● Tasks and exercises:
1. Answer each question from the annual report text:
(a) Which firm issued the certificate on compliance with Corporate Governance norms?
(b) Which body reviews the functioning of the Vigil mechanism?
(c) In which financial year did the company not enter into any related party transaction?
2. Carry on the annual report text past its last sentence, keeping its style and section format.

● Text block:

--- --- ---

A Separate Report on Corporate Governance is enclosed as a part of this Annual Report. A certificate from M/s G. Dutta & co., Chartered Accountants, Jaipur regarding compliance with Corporate Governance norms stipulated under Clause 49 of the Listing Agreement is annexed to the Report on Corporate Governance as Annexure-1.

EXTRACT OF ANNUAL RETURN AND OTHER DISCLOSURE UNDER COMPANIES (APPONITMENT & REMUNERATION) Rules, 2014

The Extract of Annual Return in form MGT-9 as per section 134(3)(a) ofthe Companies Act, 2013read with rule 8 of the Companies Act (Accounts) Rules, 2014 and Rule 12 of Companies (Management & Administration) Rules, 2014 duly certified by the Practising Company Secretary is annexed hereto and forms part of this report as Annexure-2.

PARTICULARS OF LOANS, GUARANTEES OR INVESTMENTS

Your company has not directly or indirectly given any loan to any person or other body corporate other than usual advances envisaged in business contracts for supply of materials etc. if any, given any guarantee or provide security in connection with a loan to any other body corporate or person and acquired by way of subscription purchase or otherwise, the securities of any other body corporate except as stated.

VIGIL MECHANISM

The Company has implemented a Whistle Blower Policy pursuant to which Whistle Blowers can raise concerns relating to Reportable Matters (as defined in the policy) such as breach of Code of Conduct, misuse or abuse of authority, fraud or suspected fraud, violation of company rules, manipulations, negligence causing danger to public health and safety, misappropriation of monies, genuine concerns or grievances and provides for adequate safeguards against victimization of Whistle Blower who avail of such mechanism and also provides for direct access to the Chairman of the Audit Committee, in exceptional cases. The functioning of the Vigil mechanism is reviewed by the Audit Committee from time to time. None of the Whistle Blowers have been denied access to the Audit Committee of the Board. The details of the Whistle Blower Policy are explained in the Report on Corporate Governance and also available on the website of the Company (www.jagjanajni.com ).

RELATED PARTY TRANSECTION

Under Section 188 and other applicable provision, if any, of the Companies Act, 2013 and rule 15 of Companies (Meeting of Board and its Power)Rule, 2014 Your company does not enter in any related party transaction during the F.Y 2014-2015.

--- --- ---

● Data listing:
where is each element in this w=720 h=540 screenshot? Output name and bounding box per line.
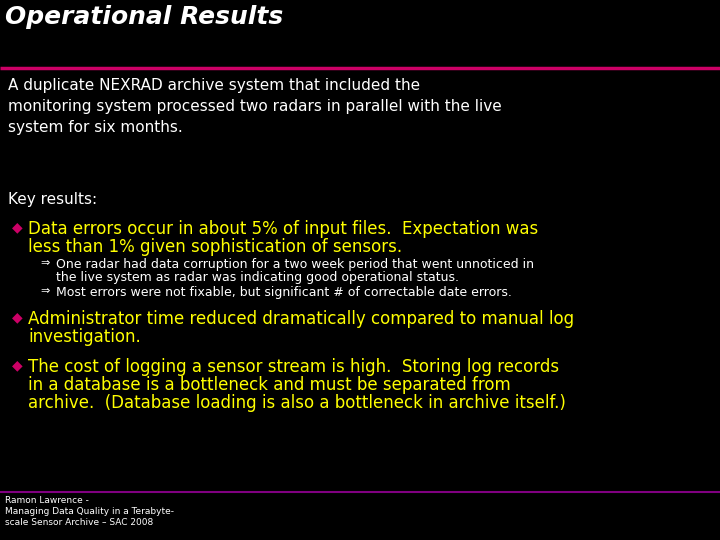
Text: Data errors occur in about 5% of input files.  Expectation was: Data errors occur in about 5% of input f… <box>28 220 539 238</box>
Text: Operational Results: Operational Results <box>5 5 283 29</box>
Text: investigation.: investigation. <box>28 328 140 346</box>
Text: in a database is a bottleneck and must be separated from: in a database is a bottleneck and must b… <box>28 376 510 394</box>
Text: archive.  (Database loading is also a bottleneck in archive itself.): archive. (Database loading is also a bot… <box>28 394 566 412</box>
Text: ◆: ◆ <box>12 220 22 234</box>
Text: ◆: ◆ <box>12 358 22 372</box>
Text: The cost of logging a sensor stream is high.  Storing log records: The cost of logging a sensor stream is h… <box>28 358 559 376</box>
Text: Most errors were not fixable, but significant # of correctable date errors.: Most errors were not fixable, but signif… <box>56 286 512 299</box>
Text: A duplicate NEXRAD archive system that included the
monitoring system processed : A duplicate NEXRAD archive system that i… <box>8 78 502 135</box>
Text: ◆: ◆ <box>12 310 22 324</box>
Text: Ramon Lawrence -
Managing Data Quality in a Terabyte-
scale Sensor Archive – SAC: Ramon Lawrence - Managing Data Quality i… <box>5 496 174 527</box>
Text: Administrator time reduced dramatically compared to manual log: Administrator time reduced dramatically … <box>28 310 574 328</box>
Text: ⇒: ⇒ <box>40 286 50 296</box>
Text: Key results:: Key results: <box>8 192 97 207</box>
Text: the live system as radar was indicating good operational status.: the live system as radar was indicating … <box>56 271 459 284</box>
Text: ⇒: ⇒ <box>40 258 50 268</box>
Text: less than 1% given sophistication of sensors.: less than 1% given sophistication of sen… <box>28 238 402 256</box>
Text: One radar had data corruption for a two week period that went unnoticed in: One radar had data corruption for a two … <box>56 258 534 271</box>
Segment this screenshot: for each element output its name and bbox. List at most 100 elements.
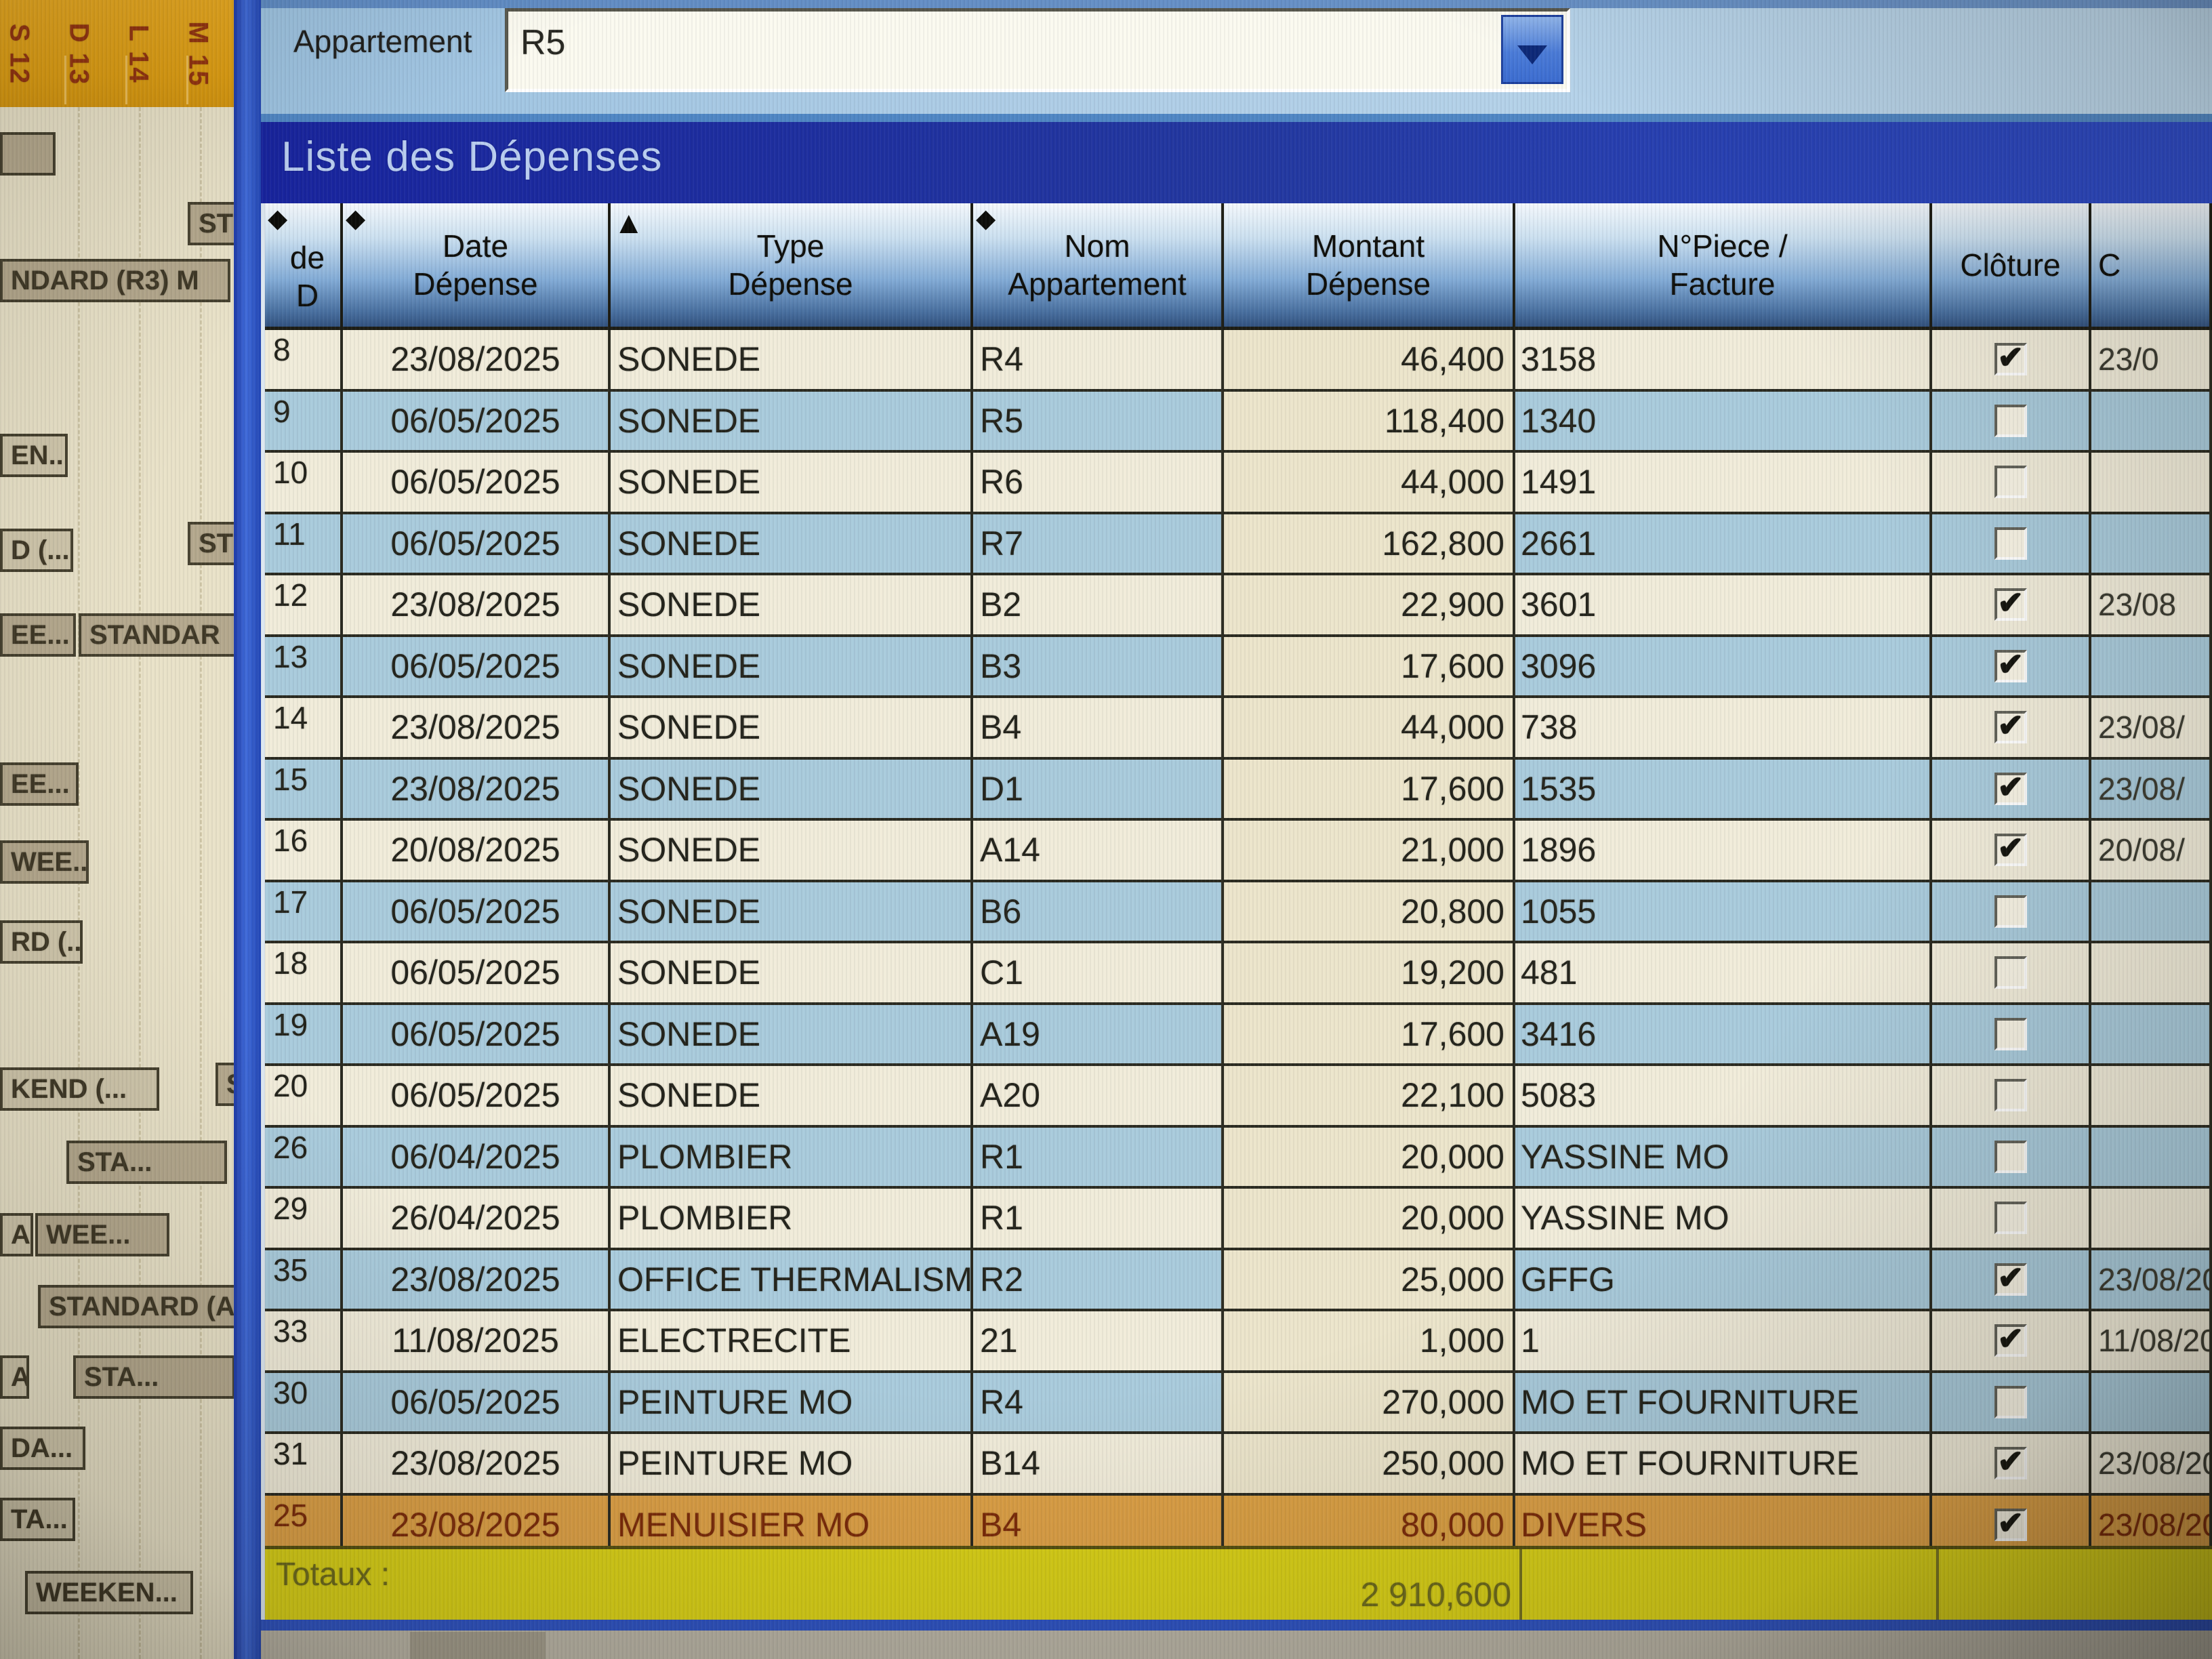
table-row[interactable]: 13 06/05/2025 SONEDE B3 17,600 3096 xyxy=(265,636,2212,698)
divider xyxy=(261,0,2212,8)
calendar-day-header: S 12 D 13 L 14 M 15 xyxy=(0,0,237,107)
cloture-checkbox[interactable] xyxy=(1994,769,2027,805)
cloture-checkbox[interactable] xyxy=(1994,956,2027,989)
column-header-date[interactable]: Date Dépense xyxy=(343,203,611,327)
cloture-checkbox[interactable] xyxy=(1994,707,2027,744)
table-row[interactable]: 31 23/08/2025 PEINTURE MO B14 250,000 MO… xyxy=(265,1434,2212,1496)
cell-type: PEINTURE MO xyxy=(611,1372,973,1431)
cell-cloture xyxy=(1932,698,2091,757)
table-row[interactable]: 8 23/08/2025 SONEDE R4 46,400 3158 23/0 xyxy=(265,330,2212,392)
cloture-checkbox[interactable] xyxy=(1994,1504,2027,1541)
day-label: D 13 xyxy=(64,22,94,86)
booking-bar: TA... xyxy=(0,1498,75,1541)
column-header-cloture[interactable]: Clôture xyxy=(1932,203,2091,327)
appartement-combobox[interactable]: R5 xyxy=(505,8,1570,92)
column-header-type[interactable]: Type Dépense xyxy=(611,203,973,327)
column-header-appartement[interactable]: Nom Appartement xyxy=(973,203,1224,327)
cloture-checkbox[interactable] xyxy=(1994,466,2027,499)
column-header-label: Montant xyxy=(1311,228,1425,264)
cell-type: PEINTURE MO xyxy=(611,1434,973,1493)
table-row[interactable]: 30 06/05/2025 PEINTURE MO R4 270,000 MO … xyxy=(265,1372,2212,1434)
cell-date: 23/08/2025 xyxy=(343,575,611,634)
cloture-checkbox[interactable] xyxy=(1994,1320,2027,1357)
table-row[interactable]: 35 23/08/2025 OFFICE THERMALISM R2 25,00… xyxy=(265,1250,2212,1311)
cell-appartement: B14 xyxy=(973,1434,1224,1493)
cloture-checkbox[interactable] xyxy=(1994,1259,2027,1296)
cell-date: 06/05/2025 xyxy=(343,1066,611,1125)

--- --- ---

● The results:
1.
(a) M/s G. Dutta & co., Chartered Accountants, Jaipur.
(b) The Audit Committee.
(c) F.Y 2014-2015.

2.
DISCLOSER UNDER THE SEXUAL HARASSMENT OF WOMEN AT WORKPLACE (PREVENTION, PROHIBITION AND REDRESSAL) ACT, 2013

The Company has been employing one women employee. There was no complaint received form women employees during the financial year 2014-15 and hence no complaint is outstanding as on 31.03.2015 for redressal.

OTHER INFORMATION

Auditors

M/s G. Dutta & Co., Chartered Accountants, (ICAI Registration No. 002136 'C') who are Statutory Auditors of the Company will hold office till the conclusion of the ensuing Annual General Meeting and are recommended for re-appointment to audit the accounts of the Company for the Financial Year 2015-16. As required under the provisions of Section 139 of the Companies Act, 2013 the Company has obtained written confirmation from M/s G. Dutta & Co., Chartered Accountants, that their appointment, if made, would be in conformity with the limits specified in the said Section.

The observations made by the Auditors in their Report are adequately explained in the notes to the Accounts and significant Accounting Policies and need no further elaboration. The Report of Statutory Auditors for the Financial year 2014-15 is annexed hereto and forms part of this report as Annexure-3.

Cost Auditor & Cost Audit Report

The Company does not fall under the ambit of provisions of Section 233B of the Companies Act, 1956, read with The Companies (Cost Accounting Records) Rules, 2011. Thus there is no requirement of appointment of Cost Auditor for your Company.

Information as per section 197 (12) of the Companies Act, 2013 read with rule 5(1) of the Companies (Appointment and Remuneration of Managerial Personnel) Rules, 2014:

None of the employee was in receipt of remuneration in excess of limit prescribed under Section 197 (12) of the Companies Act, 2013.

Secretarial Auditors And Secretarial Audit Report

Pursuant to Section 204 of the Companies Act, 2013 our Company has appointed M/s Manish Sharma & Associates Practicing Company Secretary, Jaipur as its Secretarial Auditors to conduct the secretarial audit of the Company for the FY 2014-15. The Company provided all assistance and facilities to the Secretarial Auditor for conducting their audit. The Report of Secretarial Auditor for the FY 2014-15 is annexed hereto and forms part of this report as Annexure-4.

Energy Conservation, Technology Absorption & Foreign Exchange

A statement giving details of conservation of energy, technology absorption, foreign exchange earnings and outgo, in accordance with the Companies (Disclosure of Particulars in the Report of Board of Directors) Rules, 1988 is annexed hereto and forms part of this report as Annexure-5.

CASH FLOW ANALYSIS

In conformity with the provisions of clause 32 of the Listing Agreement the Cash Flow Statement for the year ended 31.03.2015 is annexed hereto.

ACKNOWLEDGEMENT

The Board acknowledges with deep sense of gratitude for the valuable assistance and cooperation extended and guidance provided by Government Authorities, and Business associates and looks forward for their continued support. Your Directors are also grateful to the customers & suppliers for their trust and support.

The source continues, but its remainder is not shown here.